Available records:
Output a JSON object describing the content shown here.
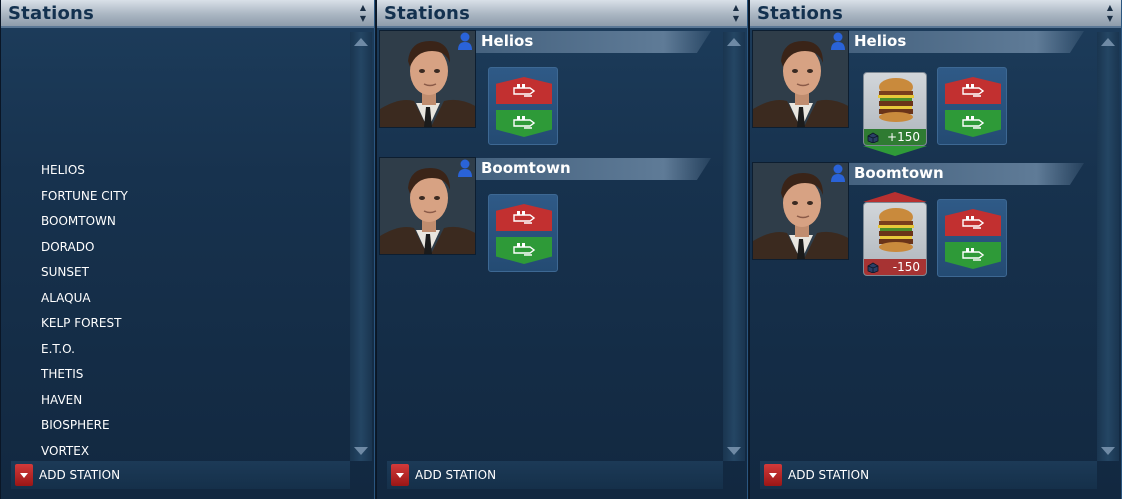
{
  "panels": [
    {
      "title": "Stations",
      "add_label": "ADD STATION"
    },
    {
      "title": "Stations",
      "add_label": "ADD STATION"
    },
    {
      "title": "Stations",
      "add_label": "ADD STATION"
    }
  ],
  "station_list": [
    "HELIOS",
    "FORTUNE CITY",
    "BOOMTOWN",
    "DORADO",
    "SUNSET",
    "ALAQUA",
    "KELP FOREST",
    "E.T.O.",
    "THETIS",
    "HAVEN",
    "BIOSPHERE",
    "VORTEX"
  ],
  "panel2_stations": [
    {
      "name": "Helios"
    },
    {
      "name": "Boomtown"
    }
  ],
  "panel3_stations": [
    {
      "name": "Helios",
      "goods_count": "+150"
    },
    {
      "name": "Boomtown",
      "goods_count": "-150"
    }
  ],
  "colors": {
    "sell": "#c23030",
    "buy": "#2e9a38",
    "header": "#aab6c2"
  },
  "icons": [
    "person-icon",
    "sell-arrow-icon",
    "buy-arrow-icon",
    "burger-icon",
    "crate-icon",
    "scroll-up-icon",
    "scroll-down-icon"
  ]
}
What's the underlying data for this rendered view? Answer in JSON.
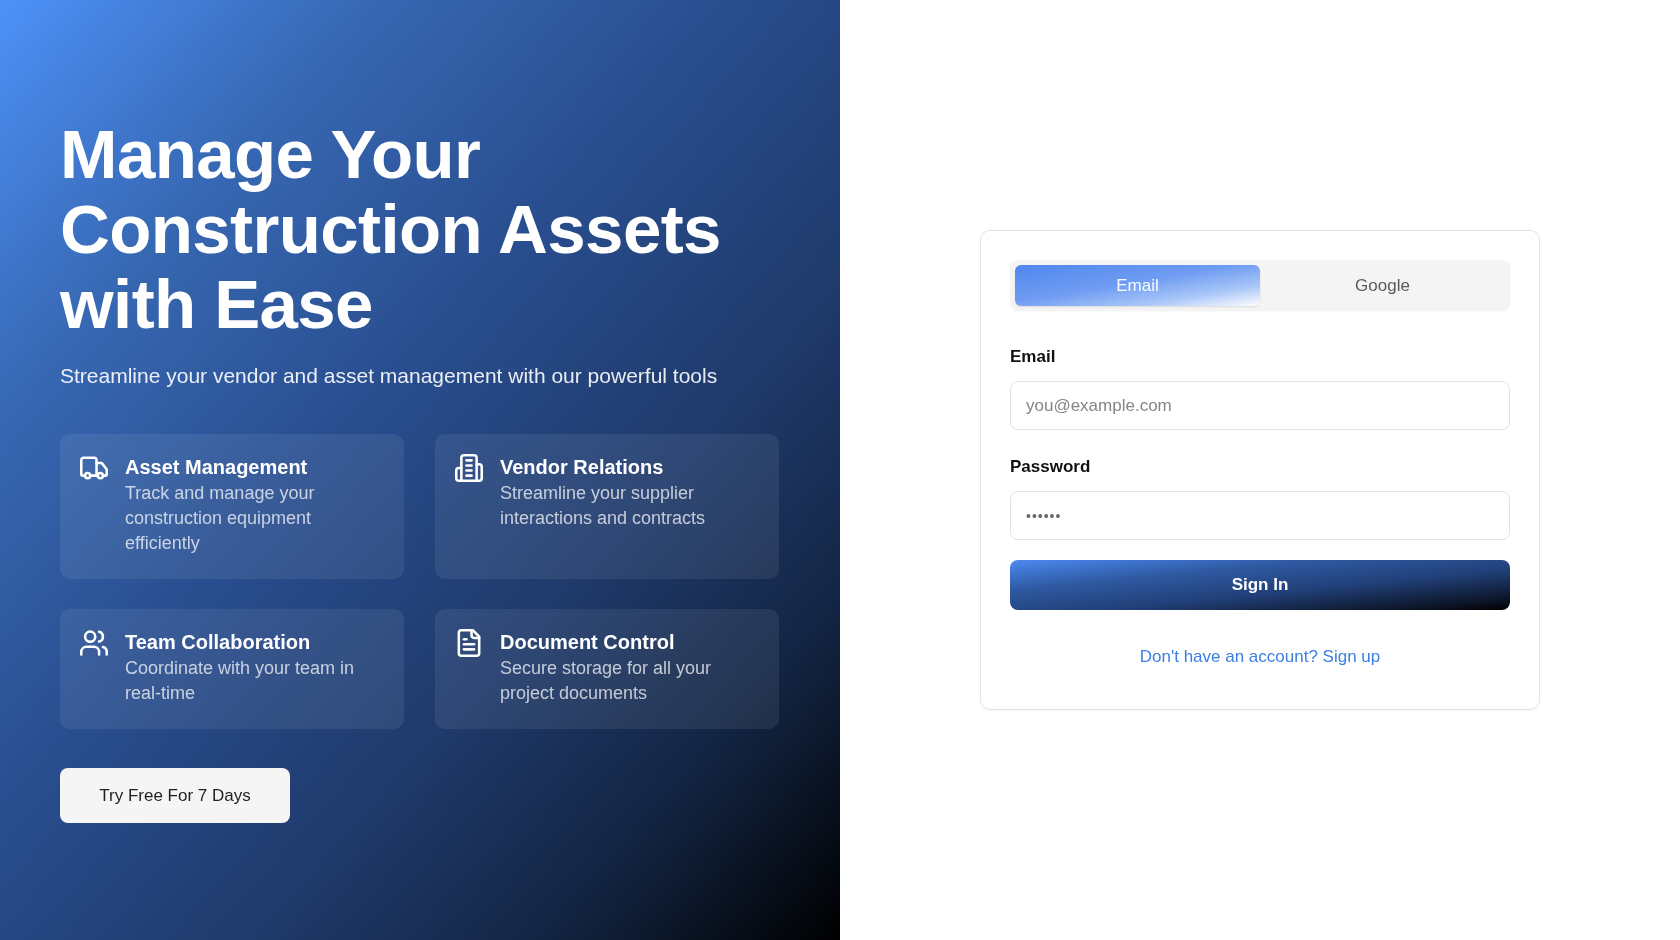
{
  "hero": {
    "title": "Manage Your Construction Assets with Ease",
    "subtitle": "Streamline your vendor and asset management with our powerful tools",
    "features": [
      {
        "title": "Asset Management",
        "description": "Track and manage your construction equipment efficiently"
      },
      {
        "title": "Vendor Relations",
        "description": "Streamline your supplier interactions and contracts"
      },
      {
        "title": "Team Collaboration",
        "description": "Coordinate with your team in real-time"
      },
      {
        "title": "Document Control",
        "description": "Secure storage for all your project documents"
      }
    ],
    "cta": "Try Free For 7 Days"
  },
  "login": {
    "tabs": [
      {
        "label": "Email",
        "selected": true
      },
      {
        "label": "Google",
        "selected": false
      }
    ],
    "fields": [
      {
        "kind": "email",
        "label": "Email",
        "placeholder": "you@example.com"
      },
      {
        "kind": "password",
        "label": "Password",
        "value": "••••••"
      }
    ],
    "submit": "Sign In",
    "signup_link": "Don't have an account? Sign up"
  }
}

Work to be completed: Repeat the records above exactly, omitting every picture.

Worked answer:
Output a JSON object describing the content shown here.
{
  "panels": [
    {
      "title": "Stations",
      "add_label": "ADD STATION"
    },
    {
      "title": "Stations",
      "add_label": "ADD STATION"
    },
    {
      "title": "Stations",
      "add_label": "ADD STATION"
    }
  ],
  "station_list": [
    "HELIOS",
    "FORTUNE CITY",
    "BOOMTOWN",
    "DORADO",
    "SUNSET",
    "ALAQUA",
    "KELP FOREST",
    "E.T.O.",
    "THETIS",
    "HAVEN",
    "BIOSPHERE",
    "VORTEX"
  ],
  "panel2_stations": [
    {
      "name": "Helios"
    },
    {
      "name": "Boomtown"
    }
  ],
  "panel3_stations": [
    {
      "name": "Helios",
      "goods_count": "+150"
    },
    {
      "name": "Boomtown",
      "goods_count": "-150"
    }
  ],
  "colors": {
    "sell": "#c23030",
    "buy": "#2e9a38",
    "header": "#aab6c2"
  },
  "icons": [
    "person-icon",
    "sell-arrow-icon",
    "buy-arrow-icon",
    "burger-icon",
    "crate-icon",
    "scroll-up-icon",
    "scroll-down-icon"
  ]
}
What's the underlying data for this rendered view? Answer in JSON.
{
  "hero": {
    "title": "Manage Your Construction Assets with Ease",
    "subtitle": "Streamline your vendor and asset management with our powerful tools",
    "features": [
      {
        "title": "Asset Management",
        "description": "Track and manage your construction equipment efficiently"
      },
      {
        "title": "Vendor Relations",
        "description": "Streamline your supplier interactions and contracts"
      },
      {
        "title": "Team Collaboration",
        "description": "Coordinate with your team in real-time"
      },
      {
        "title": "Document Control",
        "description": "Secure storage for all your project documents"
      }
    ],
    "cta": "Try Free For 7 Days"
  },
  "login": {
    "tabs": [
      {
        "label": "Email",
        "selected": true
      },
      {
        "label": "Google",
        "selected": false
      }
    ],
    "fields": [
      {
        "kind": "email",
        "label": "Email",
        "placeholder": "you@example.com"
      },
      {
        "kind": "password",
        "label": "Password",
        "value": "••••••"
      }
    ],
    "submit": "Sign In",
    "signup_link": "Don't have an account? Sign up"
  }
}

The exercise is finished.